## Objective:
Copy whichever lines contain the string "فسمعت".

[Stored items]
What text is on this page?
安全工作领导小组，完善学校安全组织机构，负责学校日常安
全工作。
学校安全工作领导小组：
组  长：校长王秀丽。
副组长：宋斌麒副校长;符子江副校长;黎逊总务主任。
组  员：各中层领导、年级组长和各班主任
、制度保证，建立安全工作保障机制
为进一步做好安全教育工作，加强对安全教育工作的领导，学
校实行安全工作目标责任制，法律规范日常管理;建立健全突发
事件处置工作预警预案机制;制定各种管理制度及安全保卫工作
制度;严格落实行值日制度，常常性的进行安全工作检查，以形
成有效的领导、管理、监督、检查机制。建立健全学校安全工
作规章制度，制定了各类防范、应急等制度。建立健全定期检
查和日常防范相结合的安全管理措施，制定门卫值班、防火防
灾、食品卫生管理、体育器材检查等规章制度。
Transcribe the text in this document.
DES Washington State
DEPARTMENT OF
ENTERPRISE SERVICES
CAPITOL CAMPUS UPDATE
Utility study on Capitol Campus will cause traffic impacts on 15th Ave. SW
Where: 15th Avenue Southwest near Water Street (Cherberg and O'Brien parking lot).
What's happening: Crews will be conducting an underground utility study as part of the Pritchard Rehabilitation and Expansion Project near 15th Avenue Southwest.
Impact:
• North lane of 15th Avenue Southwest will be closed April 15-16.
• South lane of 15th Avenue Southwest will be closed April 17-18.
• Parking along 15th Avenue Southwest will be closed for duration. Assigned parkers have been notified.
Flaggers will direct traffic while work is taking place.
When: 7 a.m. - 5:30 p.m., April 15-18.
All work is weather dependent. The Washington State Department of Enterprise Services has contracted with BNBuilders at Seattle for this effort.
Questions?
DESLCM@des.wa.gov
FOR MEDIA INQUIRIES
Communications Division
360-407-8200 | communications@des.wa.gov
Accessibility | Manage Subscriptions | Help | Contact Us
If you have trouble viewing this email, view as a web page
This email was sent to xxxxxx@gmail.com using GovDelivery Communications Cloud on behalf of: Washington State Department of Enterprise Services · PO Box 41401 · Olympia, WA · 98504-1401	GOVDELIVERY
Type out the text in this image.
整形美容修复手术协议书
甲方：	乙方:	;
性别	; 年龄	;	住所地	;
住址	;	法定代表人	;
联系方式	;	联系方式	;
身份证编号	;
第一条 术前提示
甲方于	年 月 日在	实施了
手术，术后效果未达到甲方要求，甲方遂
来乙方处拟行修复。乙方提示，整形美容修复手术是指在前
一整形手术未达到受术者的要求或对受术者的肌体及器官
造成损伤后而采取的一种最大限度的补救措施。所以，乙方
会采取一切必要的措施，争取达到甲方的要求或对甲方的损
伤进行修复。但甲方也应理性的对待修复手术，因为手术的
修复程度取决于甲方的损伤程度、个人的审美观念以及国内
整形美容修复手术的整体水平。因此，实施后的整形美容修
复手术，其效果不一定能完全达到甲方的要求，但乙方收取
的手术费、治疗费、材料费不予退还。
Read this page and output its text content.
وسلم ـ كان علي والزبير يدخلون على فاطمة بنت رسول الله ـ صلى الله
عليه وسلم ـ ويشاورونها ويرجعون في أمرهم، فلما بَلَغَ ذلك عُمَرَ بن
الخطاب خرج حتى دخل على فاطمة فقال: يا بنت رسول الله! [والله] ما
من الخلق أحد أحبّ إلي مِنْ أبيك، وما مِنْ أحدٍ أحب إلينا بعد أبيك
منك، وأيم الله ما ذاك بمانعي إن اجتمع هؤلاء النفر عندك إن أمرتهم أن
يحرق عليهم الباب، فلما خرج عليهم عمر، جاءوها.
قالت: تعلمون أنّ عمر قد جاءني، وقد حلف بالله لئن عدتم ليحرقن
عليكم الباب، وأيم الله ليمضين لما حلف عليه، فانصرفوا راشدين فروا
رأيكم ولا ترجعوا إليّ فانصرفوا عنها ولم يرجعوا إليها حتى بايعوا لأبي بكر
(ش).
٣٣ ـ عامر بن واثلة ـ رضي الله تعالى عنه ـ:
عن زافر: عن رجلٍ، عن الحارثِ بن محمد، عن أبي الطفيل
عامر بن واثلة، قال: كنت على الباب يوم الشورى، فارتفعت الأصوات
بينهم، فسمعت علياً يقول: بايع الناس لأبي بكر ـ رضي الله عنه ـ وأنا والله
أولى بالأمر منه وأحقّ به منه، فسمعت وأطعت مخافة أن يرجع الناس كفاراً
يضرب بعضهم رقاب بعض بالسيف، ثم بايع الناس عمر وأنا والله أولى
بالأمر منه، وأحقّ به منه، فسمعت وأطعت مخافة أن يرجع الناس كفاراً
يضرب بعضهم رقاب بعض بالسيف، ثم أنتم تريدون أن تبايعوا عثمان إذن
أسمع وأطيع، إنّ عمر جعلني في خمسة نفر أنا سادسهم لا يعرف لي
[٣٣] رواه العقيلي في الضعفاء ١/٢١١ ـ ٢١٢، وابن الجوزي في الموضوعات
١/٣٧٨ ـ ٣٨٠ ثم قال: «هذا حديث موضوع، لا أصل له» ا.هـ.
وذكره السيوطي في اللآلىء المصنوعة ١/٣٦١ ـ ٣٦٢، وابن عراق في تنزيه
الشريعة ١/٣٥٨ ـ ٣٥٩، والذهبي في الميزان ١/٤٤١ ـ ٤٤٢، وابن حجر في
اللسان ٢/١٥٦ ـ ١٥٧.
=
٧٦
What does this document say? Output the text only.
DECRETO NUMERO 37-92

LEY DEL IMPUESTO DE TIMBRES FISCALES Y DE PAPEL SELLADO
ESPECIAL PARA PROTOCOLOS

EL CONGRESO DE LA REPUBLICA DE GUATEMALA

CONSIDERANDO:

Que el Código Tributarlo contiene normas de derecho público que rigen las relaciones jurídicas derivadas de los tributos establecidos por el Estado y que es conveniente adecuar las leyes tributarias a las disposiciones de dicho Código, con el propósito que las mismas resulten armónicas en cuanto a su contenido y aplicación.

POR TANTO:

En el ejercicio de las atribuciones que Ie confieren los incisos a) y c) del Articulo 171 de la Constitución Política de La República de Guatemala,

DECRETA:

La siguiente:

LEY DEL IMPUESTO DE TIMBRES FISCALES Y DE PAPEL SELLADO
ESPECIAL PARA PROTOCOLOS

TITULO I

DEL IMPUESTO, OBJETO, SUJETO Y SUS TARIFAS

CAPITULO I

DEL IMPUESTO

## Output:
بينهم، فسمعت علياً يقول: بايع الناس لأبي بكر ـ رضي الله عنه ـ وأنا والله
أولى بالأمر منه وأحقّ به منه، فسمعت وأطعت مخافة أن يرجع الناس كفاراً
بالأمر منه، وأحقّ به منه، فسمعت وأطعت مخافة أن يرجع الناس كفاراً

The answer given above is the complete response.